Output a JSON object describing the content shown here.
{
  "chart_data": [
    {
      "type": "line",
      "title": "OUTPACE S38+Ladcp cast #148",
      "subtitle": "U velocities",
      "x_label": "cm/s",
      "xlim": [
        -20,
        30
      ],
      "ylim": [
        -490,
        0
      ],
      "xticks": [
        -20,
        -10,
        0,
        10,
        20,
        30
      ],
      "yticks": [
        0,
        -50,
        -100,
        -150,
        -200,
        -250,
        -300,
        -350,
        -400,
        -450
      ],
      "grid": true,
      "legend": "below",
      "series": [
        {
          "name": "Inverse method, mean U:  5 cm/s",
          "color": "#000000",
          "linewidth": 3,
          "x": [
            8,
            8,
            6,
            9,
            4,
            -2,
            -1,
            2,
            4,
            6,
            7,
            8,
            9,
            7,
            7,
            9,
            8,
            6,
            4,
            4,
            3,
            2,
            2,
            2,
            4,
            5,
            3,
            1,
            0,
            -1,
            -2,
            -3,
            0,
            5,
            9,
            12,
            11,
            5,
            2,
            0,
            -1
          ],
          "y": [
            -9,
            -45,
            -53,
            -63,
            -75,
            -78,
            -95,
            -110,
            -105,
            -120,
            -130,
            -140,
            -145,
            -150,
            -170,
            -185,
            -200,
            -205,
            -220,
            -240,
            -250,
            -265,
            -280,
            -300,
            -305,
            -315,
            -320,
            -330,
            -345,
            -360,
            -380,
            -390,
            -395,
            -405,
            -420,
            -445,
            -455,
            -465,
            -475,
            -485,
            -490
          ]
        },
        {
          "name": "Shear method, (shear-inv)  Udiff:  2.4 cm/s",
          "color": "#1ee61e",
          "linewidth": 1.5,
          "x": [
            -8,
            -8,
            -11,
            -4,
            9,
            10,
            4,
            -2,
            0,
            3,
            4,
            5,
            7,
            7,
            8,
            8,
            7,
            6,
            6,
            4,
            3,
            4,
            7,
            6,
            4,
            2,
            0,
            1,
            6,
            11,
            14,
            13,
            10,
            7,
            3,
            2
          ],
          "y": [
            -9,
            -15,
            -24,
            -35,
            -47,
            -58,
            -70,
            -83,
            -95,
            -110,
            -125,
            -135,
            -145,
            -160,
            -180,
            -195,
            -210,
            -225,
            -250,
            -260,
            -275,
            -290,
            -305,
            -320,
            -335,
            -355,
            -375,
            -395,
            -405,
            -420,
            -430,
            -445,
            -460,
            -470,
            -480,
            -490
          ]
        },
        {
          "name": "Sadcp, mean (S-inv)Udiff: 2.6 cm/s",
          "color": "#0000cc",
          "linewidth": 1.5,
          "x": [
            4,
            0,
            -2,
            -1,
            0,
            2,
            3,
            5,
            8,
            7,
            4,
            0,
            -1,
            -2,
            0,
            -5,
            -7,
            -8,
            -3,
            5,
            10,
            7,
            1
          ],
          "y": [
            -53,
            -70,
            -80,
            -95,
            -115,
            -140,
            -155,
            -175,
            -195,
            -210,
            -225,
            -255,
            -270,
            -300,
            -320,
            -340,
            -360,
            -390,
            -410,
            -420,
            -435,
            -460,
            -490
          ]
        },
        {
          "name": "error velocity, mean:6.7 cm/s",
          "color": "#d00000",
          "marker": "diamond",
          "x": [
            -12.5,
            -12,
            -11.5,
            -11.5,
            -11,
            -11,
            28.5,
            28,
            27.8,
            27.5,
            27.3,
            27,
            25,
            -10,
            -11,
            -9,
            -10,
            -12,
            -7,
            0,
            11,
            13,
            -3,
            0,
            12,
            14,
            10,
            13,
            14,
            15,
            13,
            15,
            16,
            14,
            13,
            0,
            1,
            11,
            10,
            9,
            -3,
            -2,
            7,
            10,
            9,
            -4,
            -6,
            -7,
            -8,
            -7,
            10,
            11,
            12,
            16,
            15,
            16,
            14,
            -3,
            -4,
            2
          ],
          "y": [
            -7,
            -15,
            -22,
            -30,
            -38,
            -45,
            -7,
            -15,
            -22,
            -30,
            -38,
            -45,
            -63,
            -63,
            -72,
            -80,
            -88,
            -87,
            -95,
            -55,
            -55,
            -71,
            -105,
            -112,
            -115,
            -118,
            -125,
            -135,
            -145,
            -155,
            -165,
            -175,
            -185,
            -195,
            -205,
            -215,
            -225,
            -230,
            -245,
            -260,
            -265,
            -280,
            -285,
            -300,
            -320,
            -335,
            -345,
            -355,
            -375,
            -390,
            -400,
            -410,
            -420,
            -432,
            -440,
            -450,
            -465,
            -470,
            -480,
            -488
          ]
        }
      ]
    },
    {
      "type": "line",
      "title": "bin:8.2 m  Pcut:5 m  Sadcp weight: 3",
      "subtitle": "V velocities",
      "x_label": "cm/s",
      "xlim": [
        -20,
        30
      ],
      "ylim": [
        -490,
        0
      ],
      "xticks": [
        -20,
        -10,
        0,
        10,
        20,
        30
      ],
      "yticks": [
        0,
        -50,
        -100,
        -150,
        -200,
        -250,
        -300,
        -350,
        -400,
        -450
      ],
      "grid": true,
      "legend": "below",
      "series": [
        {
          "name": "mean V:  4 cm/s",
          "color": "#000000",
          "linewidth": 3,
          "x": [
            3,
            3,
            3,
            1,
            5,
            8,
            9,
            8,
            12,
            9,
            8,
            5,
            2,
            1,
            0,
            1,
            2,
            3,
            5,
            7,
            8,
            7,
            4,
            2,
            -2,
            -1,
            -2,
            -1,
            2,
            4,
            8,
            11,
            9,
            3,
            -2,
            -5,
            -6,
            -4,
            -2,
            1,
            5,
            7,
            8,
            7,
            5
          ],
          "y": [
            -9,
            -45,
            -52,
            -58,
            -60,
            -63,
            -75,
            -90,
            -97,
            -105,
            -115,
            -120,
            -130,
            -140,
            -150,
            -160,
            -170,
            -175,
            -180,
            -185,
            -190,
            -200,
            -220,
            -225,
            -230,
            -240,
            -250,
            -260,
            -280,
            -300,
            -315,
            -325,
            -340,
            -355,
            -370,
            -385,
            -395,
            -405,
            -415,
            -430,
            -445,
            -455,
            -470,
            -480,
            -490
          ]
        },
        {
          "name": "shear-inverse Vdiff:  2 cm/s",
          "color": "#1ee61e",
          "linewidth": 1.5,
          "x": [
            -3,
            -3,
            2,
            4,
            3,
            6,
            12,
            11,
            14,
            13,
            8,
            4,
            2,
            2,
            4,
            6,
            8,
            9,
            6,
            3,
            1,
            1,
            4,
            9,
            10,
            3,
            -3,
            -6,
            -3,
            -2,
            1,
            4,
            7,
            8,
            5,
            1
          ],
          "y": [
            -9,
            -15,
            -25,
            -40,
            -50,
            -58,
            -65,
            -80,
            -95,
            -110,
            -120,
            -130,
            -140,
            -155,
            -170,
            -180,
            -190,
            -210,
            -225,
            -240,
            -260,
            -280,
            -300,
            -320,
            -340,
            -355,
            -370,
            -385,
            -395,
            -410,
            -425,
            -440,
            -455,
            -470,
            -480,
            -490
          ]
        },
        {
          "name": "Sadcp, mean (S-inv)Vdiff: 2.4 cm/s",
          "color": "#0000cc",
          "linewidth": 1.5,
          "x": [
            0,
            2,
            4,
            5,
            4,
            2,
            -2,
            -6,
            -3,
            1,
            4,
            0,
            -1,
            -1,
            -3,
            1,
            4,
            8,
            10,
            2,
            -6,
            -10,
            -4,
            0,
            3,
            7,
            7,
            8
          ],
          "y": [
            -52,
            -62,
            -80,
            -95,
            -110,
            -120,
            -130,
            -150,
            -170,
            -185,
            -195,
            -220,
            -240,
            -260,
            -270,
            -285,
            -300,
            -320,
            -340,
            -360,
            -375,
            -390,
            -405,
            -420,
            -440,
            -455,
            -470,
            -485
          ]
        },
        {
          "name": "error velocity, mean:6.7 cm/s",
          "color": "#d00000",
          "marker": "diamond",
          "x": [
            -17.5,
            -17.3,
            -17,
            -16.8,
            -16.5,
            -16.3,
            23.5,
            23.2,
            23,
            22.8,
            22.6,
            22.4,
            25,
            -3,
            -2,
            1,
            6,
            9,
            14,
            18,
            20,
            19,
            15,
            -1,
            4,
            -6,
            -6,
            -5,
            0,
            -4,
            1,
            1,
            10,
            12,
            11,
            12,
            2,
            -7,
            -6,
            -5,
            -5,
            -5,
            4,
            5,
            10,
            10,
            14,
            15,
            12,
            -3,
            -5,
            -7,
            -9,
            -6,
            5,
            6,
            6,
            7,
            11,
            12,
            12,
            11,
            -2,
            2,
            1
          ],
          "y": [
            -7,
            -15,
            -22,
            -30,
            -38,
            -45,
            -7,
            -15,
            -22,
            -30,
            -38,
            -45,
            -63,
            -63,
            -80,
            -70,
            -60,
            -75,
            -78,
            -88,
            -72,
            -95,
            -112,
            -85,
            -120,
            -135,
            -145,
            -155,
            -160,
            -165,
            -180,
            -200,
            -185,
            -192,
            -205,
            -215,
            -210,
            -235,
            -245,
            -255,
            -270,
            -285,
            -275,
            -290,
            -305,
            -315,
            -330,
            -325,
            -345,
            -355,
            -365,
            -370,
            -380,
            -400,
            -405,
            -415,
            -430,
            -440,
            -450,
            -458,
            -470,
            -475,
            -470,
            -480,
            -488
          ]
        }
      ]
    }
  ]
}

==============================

● **Set exercise**: Scan the material above. Extract every line in which the word "mean" occurs.

● **Written solution**:
          "name": "Inverse method, mean U:  5 cm/s",
          "name": "Sadcp, mean (S-inv)Udiff: 2.6 cm/s",
          "name": "error velocity, mean:6.7 cm/s",
          "name": "mean V:  4 cm/s",
          "name": "Sadcp, mean (S-inv)Vdiff: 2.4 cm/s",
          "name": "error velocity, mean:6.7 cm/s",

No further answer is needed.